>>>>
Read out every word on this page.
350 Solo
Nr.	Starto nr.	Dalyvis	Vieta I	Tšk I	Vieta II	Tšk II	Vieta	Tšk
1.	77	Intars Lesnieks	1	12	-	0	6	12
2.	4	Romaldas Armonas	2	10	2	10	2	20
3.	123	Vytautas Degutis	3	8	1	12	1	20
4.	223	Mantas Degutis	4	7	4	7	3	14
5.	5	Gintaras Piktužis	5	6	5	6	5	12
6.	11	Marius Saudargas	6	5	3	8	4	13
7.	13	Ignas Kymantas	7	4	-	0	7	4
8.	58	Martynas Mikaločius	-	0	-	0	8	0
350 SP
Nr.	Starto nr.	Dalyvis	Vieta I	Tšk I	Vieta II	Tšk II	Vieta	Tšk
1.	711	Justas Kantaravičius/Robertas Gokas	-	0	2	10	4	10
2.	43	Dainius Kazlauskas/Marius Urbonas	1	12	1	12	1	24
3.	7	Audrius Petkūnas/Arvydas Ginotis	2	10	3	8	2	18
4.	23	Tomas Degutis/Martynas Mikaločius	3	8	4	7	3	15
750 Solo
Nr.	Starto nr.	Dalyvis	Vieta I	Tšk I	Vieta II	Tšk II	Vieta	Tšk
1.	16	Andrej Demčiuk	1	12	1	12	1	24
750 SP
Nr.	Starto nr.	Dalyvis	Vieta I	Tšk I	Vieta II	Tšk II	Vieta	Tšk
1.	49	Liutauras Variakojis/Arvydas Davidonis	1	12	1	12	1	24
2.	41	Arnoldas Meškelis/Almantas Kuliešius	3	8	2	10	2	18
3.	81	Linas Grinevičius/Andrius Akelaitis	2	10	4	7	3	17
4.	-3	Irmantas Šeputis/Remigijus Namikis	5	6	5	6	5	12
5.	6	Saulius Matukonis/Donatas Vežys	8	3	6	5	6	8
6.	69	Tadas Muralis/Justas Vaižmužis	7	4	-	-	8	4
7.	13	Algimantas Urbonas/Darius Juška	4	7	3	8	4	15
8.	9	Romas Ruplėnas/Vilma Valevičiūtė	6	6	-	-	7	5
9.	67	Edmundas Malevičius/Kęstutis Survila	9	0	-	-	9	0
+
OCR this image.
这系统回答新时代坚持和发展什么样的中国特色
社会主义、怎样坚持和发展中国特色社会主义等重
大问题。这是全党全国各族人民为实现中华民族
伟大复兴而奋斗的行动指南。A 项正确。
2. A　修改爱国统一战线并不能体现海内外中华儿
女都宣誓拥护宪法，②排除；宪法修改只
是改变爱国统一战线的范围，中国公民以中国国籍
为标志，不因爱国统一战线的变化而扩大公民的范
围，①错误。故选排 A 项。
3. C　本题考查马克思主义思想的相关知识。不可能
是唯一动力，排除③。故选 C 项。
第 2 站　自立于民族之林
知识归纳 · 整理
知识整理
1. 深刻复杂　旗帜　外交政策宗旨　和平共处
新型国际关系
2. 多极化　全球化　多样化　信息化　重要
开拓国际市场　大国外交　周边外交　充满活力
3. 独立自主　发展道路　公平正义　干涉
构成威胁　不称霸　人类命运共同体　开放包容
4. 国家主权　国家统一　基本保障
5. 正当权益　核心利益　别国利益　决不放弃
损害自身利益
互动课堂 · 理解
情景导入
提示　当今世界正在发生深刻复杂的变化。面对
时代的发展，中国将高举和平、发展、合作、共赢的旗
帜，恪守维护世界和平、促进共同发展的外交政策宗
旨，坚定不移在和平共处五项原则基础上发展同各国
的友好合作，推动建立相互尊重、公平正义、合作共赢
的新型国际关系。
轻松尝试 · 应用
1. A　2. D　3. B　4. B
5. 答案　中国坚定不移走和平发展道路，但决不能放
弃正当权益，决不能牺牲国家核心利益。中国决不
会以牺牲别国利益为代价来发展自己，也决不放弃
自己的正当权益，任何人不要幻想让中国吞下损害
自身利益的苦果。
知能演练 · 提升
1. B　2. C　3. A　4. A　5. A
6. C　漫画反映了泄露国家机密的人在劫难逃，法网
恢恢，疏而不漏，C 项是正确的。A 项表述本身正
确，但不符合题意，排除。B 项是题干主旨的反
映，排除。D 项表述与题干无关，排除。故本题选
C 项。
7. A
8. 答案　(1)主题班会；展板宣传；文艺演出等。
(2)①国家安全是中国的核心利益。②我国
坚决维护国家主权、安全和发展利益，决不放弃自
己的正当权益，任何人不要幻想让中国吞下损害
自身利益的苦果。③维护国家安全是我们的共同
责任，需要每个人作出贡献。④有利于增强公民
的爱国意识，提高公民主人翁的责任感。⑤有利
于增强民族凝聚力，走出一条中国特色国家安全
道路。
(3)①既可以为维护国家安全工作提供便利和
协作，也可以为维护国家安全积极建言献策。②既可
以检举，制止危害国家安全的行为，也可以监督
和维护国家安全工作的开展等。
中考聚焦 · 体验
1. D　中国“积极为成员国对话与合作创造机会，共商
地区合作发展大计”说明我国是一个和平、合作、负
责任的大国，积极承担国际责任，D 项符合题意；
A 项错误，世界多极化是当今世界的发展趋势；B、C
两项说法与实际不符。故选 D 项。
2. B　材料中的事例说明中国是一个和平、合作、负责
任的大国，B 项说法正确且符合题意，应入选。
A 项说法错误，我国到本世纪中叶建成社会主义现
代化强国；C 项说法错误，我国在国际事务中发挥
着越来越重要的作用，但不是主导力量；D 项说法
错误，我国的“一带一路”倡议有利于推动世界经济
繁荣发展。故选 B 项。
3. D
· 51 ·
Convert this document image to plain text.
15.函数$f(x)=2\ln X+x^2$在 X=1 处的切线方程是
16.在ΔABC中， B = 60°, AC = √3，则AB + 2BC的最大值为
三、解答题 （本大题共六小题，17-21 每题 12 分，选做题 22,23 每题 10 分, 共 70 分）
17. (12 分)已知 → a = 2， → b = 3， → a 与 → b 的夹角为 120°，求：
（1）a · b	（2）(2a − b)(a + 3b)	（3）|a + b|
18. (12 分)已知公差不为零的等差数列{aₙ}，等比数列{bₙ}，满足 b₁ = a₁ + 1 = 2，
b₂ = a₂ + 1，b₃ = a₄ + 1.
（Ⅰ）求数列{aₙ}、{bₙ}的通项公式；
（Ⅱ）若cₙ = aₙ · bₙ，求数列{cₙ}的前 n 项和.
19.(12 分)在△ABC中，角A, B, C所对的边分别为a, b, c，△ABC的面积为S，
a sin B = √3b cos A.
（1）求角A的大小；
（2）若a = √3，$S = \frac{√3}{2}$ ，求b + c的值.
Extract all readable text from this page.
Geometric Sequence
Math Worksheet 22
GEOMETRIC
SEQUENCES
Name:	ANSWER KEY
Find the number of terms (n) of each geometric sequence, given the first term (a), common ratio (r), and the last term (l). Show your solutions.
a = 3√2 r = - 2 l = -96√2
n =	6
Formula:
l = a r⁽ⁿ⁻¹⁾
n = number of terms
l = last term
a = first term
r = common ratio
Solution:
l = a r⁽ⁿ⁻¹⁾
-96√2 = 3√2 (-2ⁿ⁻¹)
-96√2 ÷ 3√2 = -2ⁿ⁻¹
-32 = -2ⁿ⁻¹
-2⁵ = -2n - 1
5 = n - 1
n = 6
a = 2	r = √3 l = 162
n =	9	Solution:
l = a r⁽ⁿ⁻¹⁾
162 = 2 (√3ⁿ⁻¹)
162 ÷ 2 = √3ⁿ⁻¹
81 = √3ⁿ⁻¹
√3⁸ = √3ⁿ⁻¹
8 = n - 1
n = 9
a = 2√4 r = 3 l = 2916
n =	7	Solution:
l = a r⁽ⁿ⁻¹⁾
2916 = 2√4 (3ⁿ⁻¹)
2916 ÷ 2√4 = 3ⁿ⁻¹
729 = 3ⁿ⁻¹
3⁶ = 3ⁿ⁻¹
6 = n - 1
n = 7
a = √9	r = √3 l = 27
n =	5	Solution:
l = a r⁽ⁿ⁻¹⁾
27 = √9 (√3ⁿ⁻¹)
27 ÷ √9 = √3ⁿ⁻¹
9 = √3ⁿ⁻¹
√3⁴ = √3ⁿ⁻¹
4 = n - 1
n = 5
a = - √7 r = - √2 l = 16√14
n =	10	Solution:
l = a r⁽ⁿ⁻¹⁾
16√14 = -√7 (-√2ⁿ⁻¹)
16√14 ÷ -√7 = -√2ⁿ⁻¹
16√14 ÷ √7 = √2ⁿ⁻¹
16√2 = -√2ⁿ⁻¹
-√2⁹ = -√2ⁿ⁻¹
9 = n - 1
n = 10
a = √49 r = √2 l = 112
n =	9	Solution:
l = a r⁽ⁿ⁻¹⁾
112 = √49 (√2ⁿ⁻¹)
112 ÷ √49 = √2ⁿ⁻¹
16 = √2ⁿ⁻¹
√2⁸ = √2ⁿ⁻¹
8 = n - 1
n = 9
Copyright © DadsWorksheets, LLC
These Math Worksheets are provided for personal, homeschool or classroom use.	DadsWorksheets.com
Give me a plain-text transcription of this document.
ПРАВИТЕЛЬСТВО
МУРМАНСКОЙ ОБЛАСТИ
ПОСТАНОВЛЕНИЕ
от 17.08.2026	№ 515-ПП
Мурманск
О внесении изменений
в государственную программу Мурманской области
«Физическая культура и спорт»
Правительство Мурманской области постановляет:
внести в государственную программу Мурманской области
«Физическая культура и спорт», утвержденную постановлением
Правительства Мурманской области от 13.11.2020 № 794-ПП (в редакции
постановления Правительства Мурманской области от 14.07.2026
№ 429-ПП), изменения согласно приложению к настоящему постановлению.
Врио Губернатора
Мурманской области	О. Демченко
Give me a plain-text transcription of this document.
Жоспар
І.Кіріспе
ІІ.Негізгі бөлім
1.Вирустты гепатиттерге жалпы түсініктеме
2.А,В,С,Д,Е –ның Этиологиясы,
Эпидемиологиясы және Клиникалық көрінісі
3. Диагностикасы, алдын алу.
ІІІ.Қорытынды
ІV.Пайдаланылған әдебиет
<<<<
WHAT YOU NEED TO DO »
Gather every line containing the word "公平正义" and copy it.

EXERCISE RESULT »
3. 独立自主　发展道路　公平正义　干涉
的友好合作，推动建立相互尊重、公平正义、合作共赢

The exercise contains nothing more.